_STORED ROWS_
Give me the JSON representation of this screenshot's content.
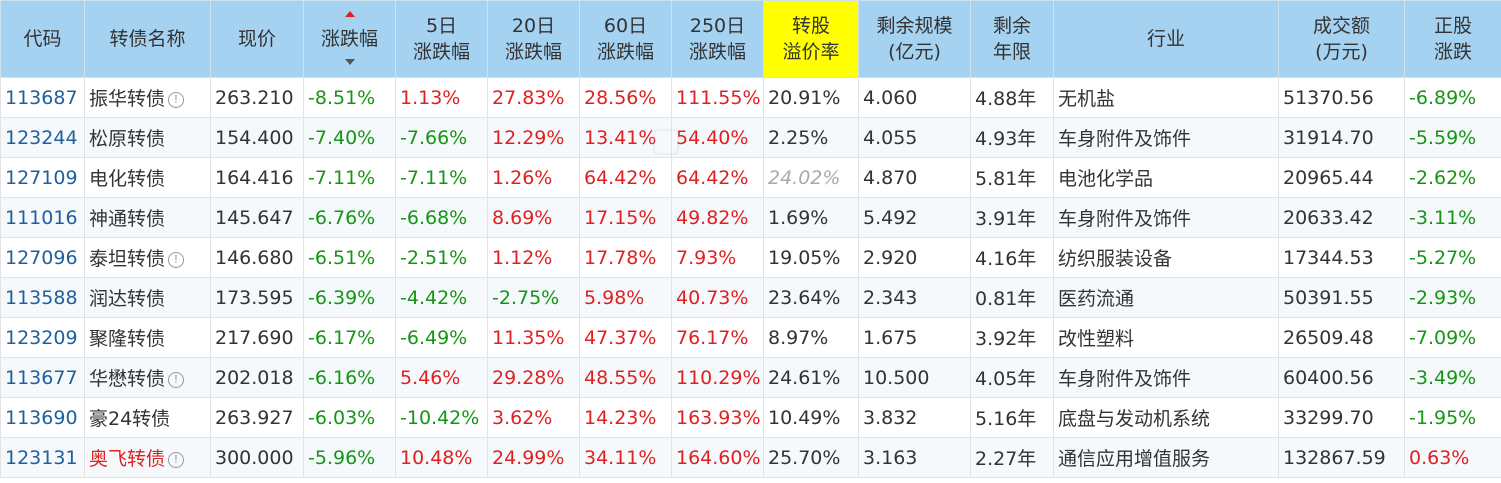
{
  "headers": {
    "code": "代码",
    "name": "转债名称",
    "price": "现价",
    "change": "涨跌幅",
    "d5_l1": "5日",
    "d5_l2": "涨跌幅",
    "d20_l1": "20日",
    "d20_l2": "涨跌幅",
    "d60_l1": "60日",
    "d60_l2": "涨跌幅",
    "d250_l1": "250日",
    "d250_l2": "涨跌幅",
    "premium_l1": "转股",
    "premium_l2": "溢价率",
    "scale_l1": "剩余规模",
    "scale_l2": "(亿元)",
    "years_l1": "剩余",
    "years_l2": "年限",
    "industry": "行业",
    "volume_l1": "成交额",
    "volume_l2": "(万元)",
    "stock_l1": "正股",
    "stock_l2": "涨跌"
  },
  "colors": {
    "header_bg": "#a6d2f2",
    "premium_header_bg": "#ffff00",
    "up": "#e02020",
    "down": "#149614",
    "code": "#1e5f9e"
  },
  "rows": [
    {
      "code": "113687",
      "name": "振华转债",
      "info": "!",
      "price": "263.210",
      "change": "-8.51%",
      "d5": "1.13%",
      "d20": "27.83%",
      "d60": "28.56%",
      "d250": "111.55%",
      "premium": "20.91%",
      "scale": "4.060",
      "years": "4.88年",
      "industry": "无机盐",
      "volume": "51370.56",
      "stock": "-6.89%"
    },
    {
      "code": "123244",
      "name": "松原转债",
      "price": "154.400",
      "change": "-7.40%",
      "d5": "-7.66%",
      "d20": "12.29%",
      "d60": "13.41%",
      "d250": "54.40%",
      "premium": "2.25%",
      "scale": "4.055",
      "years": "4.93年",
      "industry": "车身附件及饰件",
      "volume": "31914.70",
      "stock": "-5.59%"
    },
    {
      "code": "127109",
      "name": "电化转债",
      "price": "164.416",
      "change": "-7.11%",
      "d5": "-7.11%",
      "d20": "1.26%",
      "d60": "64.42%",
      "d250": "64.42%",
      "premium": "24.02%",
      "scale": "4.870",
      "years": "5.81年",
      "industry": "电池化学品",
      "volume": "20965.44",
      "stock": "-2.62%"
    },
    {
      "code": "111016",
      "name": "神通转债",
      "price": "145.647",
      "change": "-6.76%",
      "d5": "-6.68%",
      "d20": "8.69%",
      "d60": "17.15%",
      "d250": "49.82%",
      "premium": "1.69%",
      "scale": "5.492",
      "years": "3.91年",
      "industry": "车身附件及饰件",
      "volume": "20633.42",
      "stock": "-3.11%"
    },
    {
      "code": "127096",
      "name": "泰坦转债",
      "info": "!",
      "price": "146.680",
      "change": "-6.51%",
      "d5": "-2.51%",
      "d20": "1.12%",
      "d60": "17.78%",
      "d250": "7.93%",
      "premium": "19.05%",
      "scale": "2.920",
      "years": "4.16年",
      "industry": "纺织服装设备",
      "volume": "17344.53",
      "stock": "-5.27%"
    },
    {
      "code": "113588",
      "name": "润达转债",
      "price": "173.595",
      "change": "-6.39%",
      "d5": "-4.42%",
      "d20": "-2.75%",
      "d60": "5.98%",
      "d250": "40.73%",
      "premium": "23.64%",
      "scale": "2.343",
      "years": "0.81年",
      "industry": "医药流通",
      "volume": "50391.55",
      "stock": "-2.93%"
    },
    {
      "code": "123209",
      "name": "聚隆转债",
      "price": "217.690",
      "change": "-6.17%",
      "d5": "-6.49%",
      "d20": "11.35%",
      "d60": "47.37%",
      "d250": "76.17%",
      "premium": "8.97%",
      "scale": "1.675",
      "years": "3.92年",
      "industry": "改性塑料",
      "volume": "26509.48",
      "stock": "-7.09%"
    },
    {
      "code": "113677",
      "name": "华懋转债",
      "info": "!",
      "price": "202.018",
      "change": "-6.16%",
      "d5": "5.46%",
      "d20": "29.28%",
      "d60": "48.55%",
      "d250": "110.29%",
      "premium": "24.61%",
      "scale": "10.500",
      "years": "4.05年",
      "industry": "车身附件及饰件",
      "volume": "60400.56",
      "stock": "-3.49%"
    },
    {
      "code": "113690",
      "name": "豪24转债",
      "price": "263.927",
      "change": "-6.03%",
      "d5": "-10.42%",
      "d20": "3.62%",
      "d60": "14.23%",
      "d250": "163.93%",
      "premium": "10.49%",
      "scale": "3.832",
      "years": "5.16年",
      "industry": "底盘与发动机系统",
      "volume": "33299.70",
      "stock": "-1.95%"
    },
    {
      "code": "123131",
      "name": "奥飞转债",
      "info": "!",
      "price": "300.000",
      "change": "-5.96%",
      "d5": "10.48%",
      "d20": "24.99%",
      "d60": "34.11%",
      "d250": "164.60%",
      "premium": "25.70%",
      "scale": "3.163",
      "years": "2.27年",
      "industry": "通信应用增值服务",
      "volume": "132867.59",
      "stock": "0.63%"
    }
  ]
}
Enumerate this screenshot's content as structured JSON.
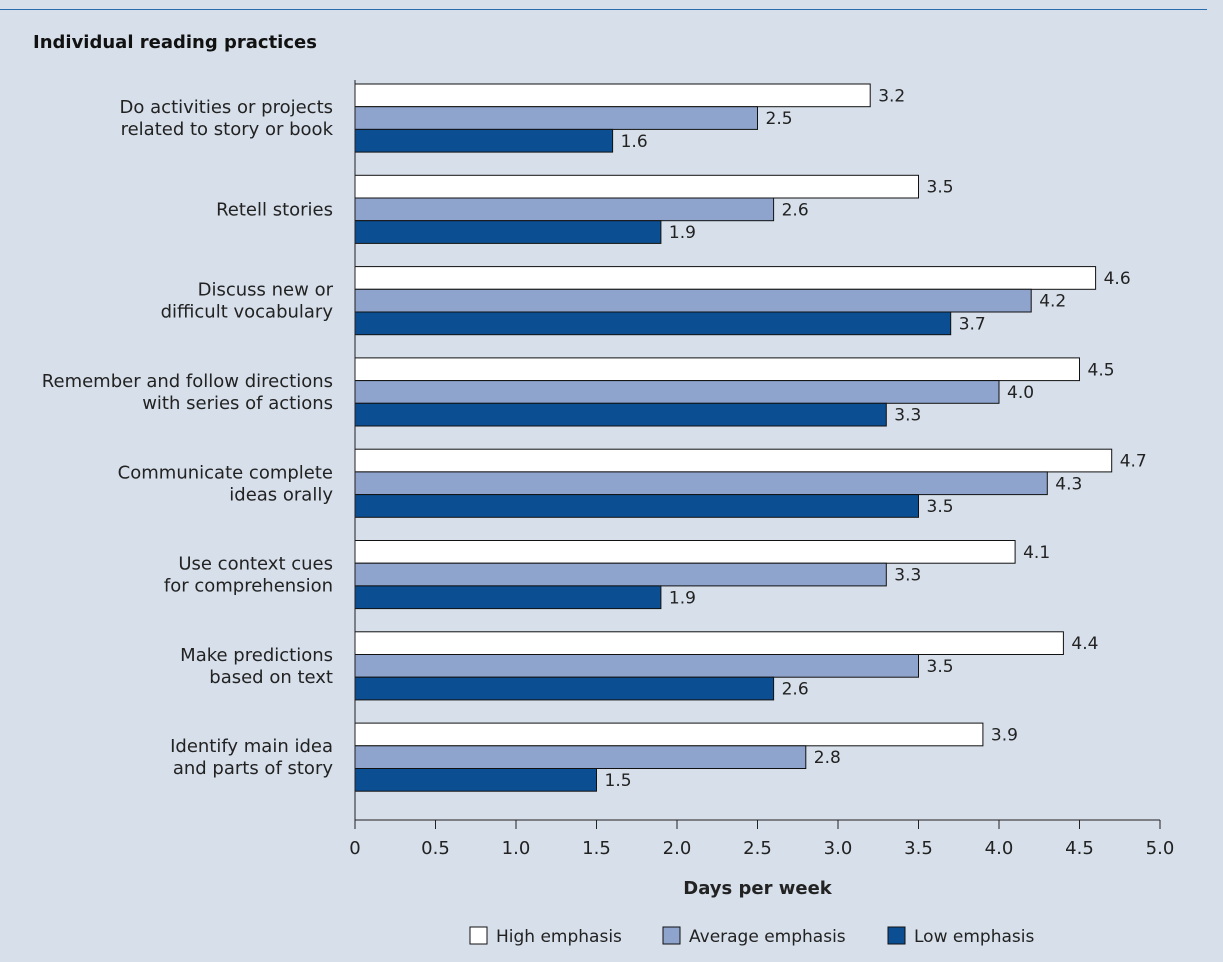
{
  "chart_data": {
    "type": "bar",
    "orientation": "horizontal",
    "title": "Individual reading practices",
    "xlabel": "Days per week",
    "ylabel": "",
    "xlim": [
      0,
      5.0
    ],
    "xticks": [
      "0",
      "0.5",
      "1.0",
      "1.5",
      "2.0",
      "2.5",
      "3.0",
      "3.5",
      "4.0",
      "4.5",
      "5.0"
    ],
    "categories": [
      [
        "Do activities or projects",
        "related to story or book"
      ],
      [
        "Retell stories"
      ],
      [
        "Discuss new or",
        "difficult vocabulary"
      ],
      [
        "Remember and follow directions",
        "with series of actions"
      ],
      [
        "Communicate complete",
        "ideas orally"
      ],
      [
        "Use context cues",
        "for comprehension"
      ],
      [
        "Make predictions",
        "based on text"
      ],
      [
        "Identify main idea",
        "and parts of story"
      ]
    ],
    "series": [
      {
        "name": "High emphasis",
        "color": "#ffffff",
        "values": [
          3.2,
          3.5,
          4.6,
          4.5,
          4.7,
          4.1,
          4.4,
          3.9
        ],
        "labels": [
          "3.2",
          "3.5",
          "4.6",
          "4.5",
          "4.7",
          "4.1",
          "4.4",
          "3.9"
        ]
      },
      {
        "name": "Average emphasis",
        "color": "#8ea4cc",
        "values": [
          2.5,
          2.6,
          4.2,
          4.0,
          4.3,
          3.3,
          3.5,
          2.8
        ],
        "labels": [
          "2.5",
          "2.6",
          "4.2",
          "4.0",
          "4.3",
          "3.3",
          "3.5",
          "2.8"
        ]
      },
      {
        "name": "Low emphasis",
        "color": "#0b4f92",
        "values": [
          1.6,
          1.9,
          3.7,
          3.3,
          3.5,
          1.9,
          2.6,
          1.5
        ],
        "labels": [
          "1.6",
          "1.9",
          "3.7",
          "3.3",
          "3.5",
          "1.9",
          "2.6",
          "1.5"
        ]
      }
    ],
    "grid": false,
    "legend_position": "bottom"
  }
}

_SET PROBLEM_
For the listing above, identify each line bearing "story".

_CORRECT ANSWER_
        "related to story or book"
        "and parts of story"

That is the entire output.